Copy out every record precisely.

Source records
::::::

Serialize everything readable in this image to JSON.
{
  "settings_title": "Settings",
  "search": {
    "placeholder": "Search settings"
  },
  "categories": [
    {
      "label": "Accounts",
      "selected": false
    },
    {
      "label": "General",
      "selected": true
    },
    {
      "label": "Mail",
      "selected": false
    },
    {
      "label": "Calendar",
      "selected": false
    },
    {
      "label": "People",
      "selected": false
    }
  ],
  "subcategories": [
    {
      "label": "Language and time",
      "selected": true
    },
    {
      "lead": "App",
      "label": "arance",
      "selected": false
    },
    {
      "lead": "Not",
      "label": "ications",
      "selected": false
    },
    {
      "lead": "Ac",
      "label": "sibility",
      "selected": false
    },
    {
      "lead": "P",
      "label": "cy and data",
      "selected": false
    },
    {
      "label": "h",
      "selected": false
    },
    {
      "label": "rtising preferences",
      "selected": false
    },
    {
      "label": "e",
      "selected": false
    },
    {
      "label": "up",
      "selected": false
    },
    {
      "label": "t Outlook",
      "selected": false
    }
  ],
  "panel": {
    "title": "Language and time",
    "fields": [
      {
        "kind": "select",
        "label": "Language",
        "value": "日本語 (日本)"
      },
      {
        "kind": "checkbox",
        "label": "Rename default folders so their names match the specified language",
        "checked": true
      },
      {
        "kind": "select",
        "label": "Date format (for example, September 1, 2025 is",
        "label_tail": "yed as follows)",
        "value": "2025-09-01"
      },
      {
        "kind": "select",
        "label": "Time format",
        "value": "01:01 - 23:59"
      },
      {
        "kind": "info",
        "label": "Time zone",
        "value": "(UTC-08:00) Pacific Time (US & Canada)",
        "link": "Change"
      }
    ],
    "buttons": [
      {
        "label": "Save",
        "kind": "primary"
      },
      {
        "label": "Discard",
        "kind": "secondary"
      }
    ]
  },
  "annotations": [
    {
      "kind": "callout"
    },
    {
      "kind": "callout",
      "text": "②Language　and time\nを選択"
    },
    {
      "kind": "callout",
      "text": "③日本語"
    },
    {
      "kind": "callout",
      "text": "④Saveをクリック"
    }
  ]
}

::::::

» **Answer to the exercise**:
Serialize everything readable in this image to JSON.
{
  "settings_title": "Settings",
  "search": {
    "placeholder": "Search settings"
  },
  "categories": [
    {
      "label": "Accounts",
      "selected": false
    },
    {
      "label": "General",
      "selected": true
    },
    {
      "label": "Mail",
      "selected": false
    },
    {
      "label": "Calendar",
      "selected": false
    },
    {
      "label": "People",
      "selected": false
    }
  ],
  "subcategories": [
    {
      "label": "Language and time",
      "selected": true
    },
    {
      "lead": "App",
      "label": "arance",
      "selected": false
    },
    {
      "lead": "Not",
      "label": "ications",
      "selected": false
    },
    {
      "lead": "Ac",
      "label": "sibility",
      "selected": false
    },
    {
      "lead": "P",
      "label": "cy and data",
      "selected": false
    },
    {
      "label": "h",
      "selected": false
    },
    {
      "label": "rtising preferences",
      "selected": false
    },
    {
      "label": "e",
      "selected": false
    },
    {
      "label": "up",
      "selected": false
    },
    {
      "label": "t Outlook",
      "selected": false
    }
  ],
  "panel": {
    "title": "Language and time",
    "fields": [
      {
        "kind": "select",
        "label": "Language",
        "value": "日本語 (日本)"
      },
      {
        "kind": "checkbox",
        "label": "Rename default folders so their names match the specified language",
        "checked": true
      },
      {
        "kind": "select",
        "label": "Date format (for example, September 1, 2025 is",
        "label_tail": "yed as follows)",
        "value": "2025-09-01"
      },
      {
        "kind": "select",
        "label": "Time format",
        "value": "01:01 - 23:59"
      },
      {
        "kind": "info",
        "label": "Time zone",
        "value": "(UTC-08:00) Pacific Time (US & Canada)",
        "link": "Change"
      }
    ],
    "buttons": [
      {
        "label": "Save",
        "kind": "primary"
      },
      {
        "label": "Discard",
        "kind": "secondary"
      }
    ]
  },
  "annotations": [
    {
      "kind": "callout"
    },
    {
      "kind": "callout",
      "text": "②Language　and time\nを選択"
    },
    {
      "kind": "callout",
      "text": "③日本語"
    },
    {
      "kind": "callout",
      "text": "④Saveをクリック"
    }
  ]
}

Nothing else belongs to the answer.